Requirement:
The entries below should be quoted exactly, with no pictures carried over.

Collected data entries
_ _ _
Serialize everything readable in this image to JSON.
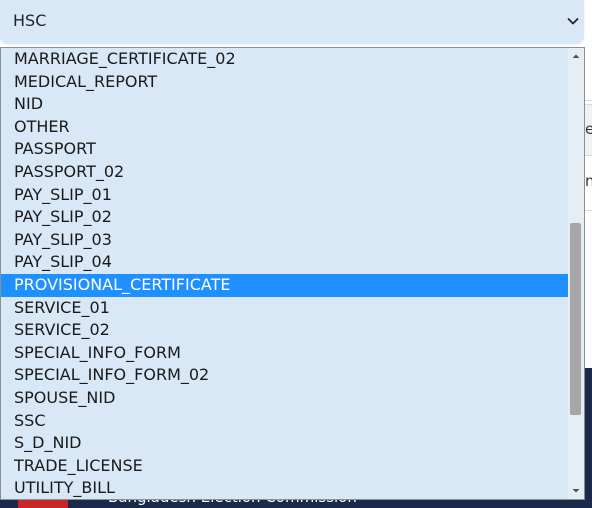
{
  "select": {
    "value": "HSC",
    "chevron_icon": "chevron-down-icon"
  },
  "dropdown": {
    "selected_index": 10,
    "options": [
      "MARRIAGE_CERTIFICATE_02",
      "MEDICAL_REPORT",
      "NID",
      "OTHER",
      "PASSPORT",
      "PASSPORT_02",
      "PAY_SLIP_01",
      "PAY_SLIP_02",
      "PAY_SLIP_03",
      "PAY_SLIP_04",
      "PROVISIONAL_CERTIFICATE",
      "SERVICE_01",
      "SERVICE_02",
      "SPECIAL_INFO_FORM",
      "SPECIAL_INFO_FORM_02",
      "SPOUSE_NID",
      "SSC",
      "S_D_NID",
      "TRADE_LICENSE",
      "UTILITY_BILL"
    ],
    "scroll_position": 0.7
  },
  "background": {
    "footer_text": "Bangladesh Election Commission",
    "partial_header_glyph": "er",
    "partial_row_glyph": "n"
  },
  "colors": {
    "select_bg": "#d9e8f7",
    "selected_bg": "#1e90ff",
    "footer_bg": "#1b2a4a"
  }
}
_ _ _
Completed exercise:
Serialize everything readable in this image to JSON.
{
  "select": {
    "value": "HSC",
    "chevron_icon": "chevron-down-icon"
  },
  "dropdown": {
    "selected_index": 10,
    "options": [
      "MARRIAGE_CERTIFICATE_02",
      "MEDICAL_REPORT",
      "NID",
      "OTHER",
      "PASSPORT",
      "PASSPORT_02",
      "PAY_SLIP_01",
      "PAY_SLIP_02",
      "PAY_SLIP_03",
      "PAY_SLIP_04",
      "PROVISIONAL_CERTIFICATE",
      "SERVICE_01",
      "SERVICE_02",
      "SPECIAL_INFO_FORM",
      "SPECIAL_INFO_FORM_02",
      "SPOUSE_NID",
      "SSC",
      "S_D_NID",
      "TRADE_LICENSE",
      "UTILITY_BILL"
    ],
    "scroll_position": 0.7
  },
  "background": {
    "footer_text": "Bangladesh Election Commission",
    "partial_header_glyph": "er",
    "partial_row_glyph": "n"
  },
  "colors": {
    "select_bg": "#d9e8f7",
    "selected_bg": "#1e90ff",
    "footer_bg": "#1b2a4a"
  }
}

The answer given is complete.